| What you will do |
All of the listing below must be repeated word for word. Pictures are the only thing to omit.

| Dataset content |
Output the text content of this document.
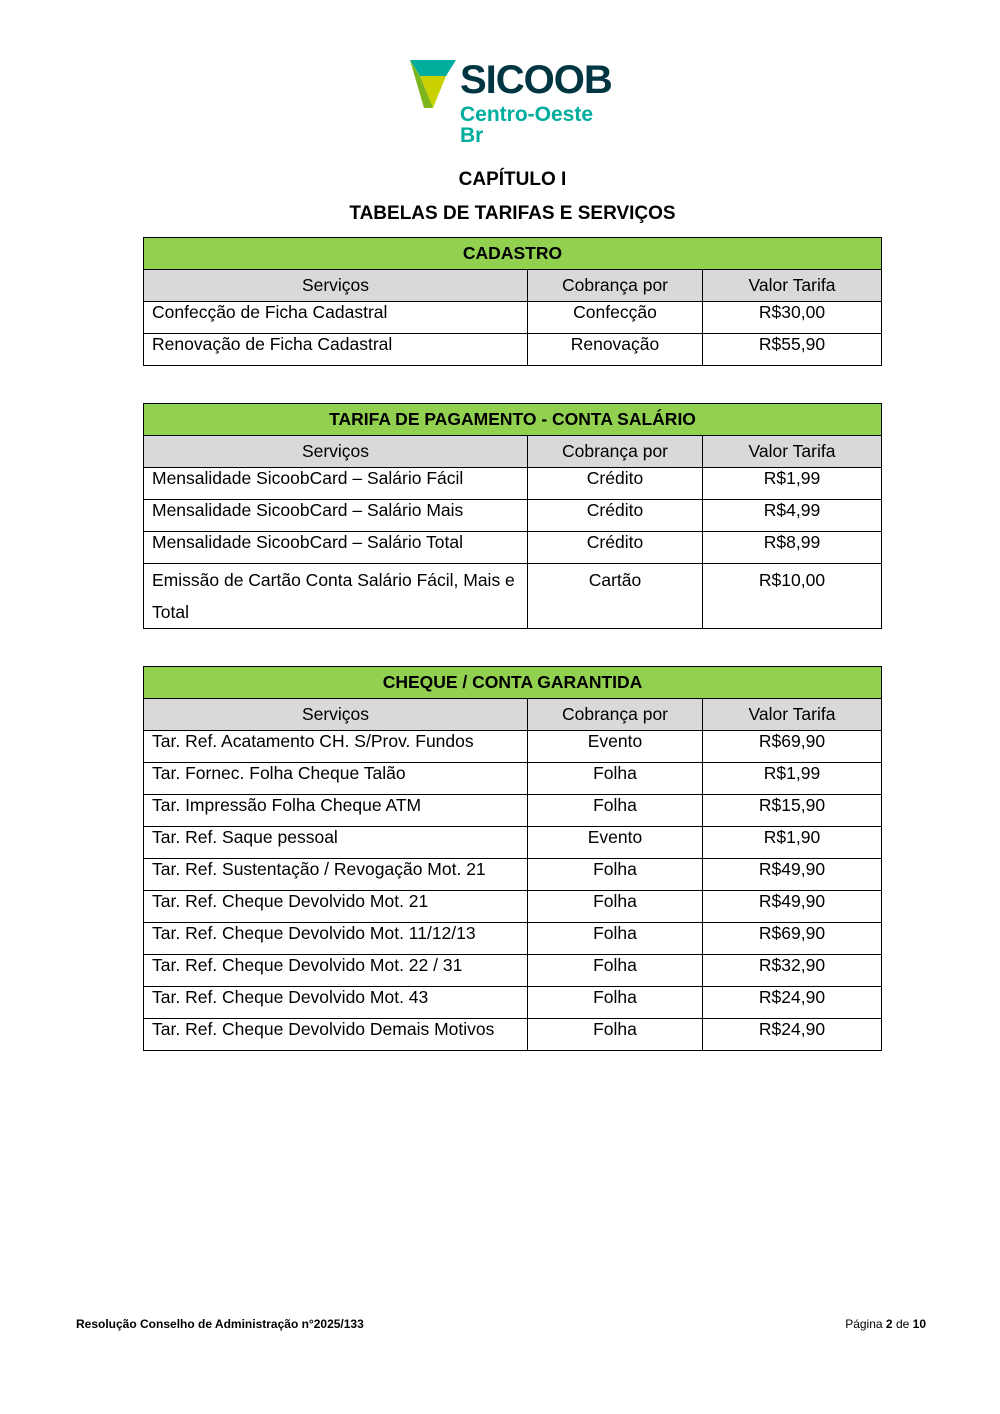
SICOOB
Centro-Oeste Br
CAPÍTULO I
TABELAS DE TARIFAS E SERVIÇOS
CADASTRO		
Serviços	Cobrança por	Valor Tarifa
Confecção de Ficha Cadastral	Confecção	R$30,00
Renovação de Ficha Cadastral	Renovação	R$55,90
TARIFA DE PAGAMENTO - CONTA SALÁRIO		
Serviços	Cobrança por	Valor Tarifa
Mensalidade SicoobCard – Salário Fácil	Crédito	R$1,99
Mensalidade SicoobCard – Salário Mais	Crédito	R$4,99
Mensalidade SicoobCard – Salário Total	Crédito	R$8,99
Emissão de Cartão Conta Salário Fácil, Mais e Total	Cartão	R$10,00
CHEQUE / CONTA GARANTIDA		
Serviços	Cobrança por	Valor Tarifa
Tar. Ref. Acatamento CH. S/Prov. Fundos	Evento	R$69,90
Tar. Fornec. Folha Cheque Talão	Folha	R$1,99
Tar. Impressão Folha Cheque ATM	Folha	R$15,90
Tar. Ref. Saque pessoal	Evento	R$1,90
Tar. Ref. Sustentação / Revogação Mot. 21	Folha	R$49,90
Tar. Ref. Cheque Devolvido Mot. 21	Folha	R$49,90
Tar. Ref. Cheque Devolvido Mot. 11/12/13	Folha	R$69,90
Tar. Ref. Cheque Devolvido Mot. 22 / 31	Folha	R$32,90
Tar. Ref. Cheque Devolvido Mot. 43	Folha	R$24,90
Tar. Ref. Cheque Devolvido Demais Motivos	Folha	R$24,90
Resolução Conselho de Administração n°2025/133	Página 2 de 10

| The reply |
Output the text content of this document.
SICOOB
Centro-Oeste Br
CAPÍTULO I
TABELAS DE TARIFAS E SERVIÇOS
CADASTRO		
Serviços	Cobrança por	Valor Tarifa
Confecção de Ficha Cadastral	Confecção	R$30,00
Renovação de Ficha Cadastral	Renovação	R$55,90
TARIFA DE PAGAMENTO - CONTA SALÁRIO		
Serviços	Cobrança por	Valor Tarifa
Mensalidade SicoobCard – Salário Fácil	Crédito	R$1,99
Mensalidade SicoobCard – Salário Mais	Crédito	R$4,99
Mensalidade SicoobCard – Salário Total	Crédito	R$8,99
Emissão de Cartão Conta Salário Fácil, Mais e Total	Cartão	R$10,00
CHEQUE / CONTA GARANTIDA		
Serviços	Cobrança por	Valor Tarifa
Tar. Ref. Acatamento CH. S/Prov. Fundos	Evento	R$69,90
Tar. Fornec. Folha Cheque Talão	Folha	R$1,99
Tar. Impressão Folha Cheque ATM	Folha	R$15,90
Tar. Ref. Saque pessoal	Evento	R$1,90
Tar. Ref. Sustentação / Revogação Mot. 21	Folha	R$49,90
Tar. Ref. Cheque Devolvido Mot. 21	Folha	R$49,90
Tar. Ref. Cheque Devolvido Mot. 11/12/13	Folha	R$69,90
Tar. Ref. Cheque Devolvido Mot. 22 / 31	Folha	R$32,90
Tar. Ref. Cheque Devolvido Mot. 43	Folha	R$24,90
Tar. Ref. Cheque Devolvido Demais Motivos	Folha	R$24,90
Resolução Conselho de Administração n°2025/133	Página 2 de 10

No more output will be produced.